- Supplied records:
------------------------------------------------
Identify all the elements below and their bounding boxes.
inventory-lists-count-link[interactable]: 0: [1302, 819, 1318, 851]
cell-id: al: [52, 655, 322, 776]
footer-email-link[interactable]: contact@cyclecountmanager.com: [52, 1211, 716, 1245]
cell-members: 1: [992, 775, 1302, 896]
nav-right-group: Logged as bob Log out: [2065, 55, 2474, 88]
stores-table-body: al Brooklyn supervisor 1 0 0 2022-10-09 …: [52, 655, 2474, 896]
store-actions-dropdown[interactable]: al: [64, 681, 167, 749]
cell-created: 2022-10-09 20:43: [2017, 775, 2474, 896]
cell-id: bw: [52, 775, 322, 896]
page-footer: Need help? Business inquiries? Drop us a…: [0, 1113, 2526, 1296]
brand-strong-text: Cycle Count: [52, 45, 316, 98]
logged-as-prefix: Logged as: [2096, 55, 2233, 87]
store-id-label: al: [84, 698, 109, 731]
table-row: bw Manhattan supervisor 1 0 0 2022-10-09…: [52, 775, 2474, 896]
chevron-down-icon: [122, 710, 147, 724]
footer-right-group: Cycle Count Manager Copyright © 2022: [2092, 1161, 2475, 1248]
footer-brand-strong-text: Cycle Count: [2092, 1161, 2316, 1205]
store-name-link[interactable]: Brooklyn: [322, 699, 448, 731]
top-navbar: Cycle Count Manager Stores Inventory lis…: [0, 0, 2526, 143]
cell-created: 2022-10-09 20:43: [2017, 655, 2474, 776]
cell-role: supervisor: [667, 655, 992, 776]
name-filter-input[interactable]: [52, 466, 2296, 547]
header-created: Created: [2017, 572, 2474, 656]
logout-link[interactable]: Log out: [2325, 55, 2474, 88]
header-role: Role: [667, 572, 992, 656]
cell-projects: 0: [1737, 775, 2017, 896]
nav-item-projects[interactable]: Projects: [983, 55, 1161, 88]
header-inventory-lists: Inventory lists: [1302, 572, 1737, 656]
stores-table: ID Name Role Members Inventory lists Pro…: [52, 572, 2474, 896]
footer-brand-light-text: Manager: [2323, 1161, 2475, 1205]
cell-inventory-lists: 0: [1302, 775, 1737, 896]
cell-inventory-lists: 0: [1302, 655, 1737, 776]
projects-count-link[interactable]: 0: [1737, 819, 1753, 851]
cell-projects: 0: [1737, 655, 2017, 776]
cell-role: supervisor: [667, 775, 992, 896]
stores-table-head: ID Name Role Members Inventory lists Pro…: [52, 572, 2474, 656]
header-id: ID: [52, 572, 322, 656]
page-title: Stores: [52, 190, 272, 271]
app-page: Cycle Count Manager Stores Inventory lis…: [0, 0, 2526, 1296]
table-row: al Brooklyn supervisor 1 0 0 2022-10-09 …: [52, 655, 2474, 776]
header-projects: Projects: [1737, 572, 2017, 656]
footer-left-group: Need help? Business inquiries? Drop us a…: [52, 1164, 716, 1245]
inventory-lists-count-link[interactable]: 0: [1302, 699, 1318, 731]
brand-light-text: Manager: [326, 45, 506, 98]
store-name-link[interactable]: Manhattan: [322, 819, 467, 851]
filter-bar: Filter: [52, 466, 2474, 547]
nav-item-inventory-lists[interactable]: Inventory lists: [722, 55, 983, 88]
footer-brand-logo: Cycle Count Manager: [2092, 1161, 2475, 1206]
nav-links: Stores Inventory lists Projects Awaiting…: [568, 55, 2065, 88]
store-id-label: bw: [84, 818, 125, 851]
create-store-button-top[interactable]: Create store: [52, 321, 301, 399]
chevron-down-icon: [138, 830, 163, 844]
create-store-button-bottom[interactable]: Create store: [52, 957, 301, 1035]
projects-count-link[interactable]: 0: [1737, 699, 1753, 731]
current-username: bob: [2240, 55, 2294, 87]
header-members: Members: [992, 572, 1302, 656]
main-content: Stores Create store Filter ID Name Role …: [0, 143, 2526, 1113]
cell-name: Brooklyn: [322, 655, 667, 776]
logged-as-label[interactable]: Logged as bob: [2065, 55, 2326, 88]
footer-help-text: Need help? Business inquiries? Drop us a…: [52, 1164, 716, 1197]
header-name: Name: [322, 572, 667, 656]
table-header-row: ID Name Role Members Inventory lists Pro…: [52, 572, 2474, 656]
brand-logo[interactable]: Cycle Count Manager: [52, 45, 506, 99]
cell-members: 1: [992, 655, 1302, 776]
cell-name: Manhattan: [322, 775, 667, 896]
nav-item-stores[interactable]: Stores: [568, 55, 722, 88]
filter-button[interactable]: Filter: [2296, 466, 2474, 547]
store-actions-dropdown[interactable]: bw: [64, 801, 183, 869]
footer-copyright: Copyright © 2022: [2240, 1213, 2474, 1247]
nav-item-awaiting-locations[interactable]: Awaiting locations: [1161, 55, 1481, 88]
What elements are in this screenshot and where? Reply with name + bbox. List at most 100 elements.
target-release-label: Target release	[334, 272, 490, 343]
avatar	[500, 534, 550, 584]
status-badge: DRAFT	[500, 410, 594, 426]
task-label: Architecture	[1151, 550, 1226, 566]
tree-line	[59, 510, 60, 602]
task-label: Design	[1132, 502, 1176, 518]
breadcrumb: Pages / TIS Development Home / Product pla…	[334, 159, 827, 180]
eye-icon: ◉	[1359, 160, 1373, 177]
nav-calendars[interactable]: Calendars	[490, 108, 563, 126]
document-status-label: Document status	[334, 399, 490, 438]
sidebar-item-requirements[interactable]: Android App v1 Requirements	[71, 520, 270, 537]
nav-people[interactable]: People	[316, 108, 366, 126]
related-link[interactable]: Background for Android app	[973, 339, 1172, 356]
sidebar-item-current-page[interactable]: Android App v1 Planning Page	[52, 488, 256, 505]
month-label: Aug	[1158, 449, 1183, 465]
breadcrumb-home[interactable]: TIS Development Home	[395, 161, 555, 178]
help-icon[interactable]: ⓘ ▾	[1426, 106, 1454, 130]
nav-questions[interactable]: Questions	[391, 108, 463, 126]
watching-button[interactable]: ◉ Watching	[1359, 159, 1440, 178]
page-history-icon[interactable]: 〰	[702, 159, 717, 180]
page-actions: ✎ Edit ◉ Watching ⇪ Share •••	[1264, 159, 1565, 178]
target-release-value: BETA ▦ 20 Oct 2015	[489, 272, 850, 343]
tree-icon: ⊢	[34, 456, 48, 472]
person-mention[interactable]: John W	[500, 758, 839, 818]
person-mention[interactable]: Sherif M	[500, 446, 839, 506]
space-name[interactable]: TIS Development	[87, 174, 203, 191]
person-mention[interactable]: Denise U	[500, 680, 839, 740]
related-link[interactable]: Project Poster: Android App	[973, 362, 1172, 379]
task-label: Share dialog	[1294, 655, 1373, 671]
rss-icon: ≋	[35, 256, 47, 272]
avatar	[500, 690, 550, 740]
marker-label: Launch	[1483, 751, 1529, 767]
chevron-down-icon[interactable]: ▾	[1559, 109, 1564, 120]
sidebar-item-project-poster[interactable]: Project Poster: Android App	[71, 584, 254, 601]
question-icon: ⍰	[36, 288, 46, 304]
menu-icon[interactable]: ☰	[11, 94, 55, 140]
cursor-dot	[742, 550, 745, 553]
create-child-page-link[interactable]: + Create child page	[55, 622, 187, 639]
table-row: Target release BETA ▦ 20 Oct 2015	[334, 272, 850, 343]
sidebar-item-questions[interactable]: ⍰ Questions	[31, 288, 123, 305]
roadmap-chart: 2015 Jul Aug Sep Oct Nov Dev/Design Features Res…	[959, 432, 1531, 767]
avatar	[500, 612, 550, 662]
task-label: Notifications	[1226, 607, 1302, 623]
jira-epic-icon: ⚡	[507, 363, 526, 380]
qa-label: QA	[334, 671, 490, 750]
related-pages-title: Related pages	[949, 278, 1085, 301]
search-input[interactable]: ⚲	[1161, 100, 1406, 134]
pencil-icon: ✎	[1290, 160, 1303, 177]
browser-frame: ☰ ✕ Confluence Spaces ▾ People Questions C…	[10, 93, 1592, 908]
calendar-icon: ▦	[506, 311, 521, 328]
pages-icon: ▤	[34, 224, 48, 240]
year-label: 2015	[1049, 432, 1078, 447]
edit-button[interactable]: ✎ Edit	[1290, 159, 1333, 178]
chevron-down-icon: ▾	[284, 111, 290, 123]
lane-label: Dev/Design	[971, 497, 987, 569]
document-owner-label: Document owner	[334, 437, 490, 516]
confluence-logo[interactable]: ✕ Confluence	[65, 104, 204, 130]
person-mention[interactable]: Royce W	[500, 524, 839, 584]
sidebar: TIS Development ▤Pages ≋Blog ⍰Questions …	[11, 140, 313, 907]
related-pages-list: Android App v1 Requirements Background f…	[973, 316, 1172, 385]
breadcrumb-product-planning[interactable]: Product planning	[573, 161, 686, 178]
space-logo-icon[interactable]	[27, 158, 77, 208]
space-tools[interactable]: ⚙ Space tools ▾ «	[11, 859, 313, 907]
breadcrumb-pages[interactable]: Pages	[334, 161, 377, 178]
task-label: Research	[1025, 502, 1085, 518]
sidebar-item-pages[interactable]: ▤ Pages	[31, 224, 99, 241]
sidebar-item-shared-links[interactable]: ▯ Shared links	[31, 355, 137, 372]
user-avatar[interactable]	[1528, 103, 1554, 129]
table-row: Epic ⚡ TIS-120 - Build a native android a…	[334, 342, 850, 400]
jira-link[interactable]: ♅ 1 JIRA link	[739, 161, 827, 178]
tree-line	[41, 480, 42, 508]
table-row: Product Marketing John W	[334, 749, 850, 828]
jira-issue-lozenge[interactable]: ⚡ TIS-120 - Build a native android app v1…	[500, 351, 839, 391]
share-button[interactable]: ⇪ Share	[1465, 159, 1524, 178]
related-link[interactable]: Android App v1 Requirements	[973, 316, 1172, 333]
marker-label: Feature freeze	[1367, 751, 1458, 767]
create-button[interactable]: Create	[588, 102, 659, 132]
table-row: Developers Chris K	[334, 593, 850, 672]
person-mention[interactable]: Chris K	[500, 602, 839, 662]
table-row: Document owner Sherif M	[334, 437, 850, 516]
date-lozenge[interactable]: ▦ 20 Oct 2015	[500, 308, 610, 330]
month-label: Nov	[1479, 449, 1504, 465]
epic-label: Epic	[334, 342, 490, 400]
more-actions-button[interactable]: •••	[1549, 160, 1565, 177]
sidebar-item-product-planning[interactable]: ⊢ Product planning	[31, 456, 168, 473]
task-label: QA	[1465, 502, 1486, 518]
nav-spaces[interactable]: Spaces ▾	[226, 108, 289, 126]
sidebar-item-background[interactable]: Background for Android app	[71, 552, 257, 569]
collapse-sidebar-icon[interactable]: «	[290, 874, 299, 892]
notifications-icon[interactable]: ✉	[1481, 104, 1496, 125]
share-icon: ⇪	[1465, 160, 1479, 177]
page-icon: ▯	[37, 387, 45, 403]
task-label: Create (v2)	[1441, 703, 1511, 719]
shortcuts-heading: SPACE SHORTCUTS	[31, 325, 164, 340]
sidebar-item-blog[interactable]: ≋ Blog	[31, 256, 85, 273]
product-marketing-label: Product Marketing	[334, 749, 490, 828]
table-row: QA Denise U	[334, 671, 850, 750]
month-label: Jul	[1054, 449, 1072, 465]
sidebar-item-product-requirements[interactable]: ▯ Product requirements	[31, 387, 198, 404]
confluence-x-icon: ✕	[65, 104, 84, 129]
------------------------------------------------
Repeat the entries word for word, from the first line through the line that contains "cell-id: bw: [52, 775, 322, 896]", with both of those lines included.

- Solution:
Identify all the elements below and their bounding boxes.
inventory-lists-count-link[interactable]: 0: [1302, 819, 1318, 851]
cell-id: al: [52, 655, 322, 776]
footer-email-link[interactable]: contact@cyclecountmanager.com: [52, 1211, 716, 1245]
cell-members: 1: [992, 775, 1302, 896]
nav-right-group: Logged as bob Log out: [2065, 55, 2474, 88]
stores-table-body: al Brooklyn supervisor 1 0 0 2022-10-09 …: [52, 655, 2474, 896]
store-actions-dropdown[interactable]: al: [64, 681, 167, 749]
cell-created: 2022-10-09 20:43: [2017, 775, 2474, 896]
cell-id: bw: [52, 775, 322, 896]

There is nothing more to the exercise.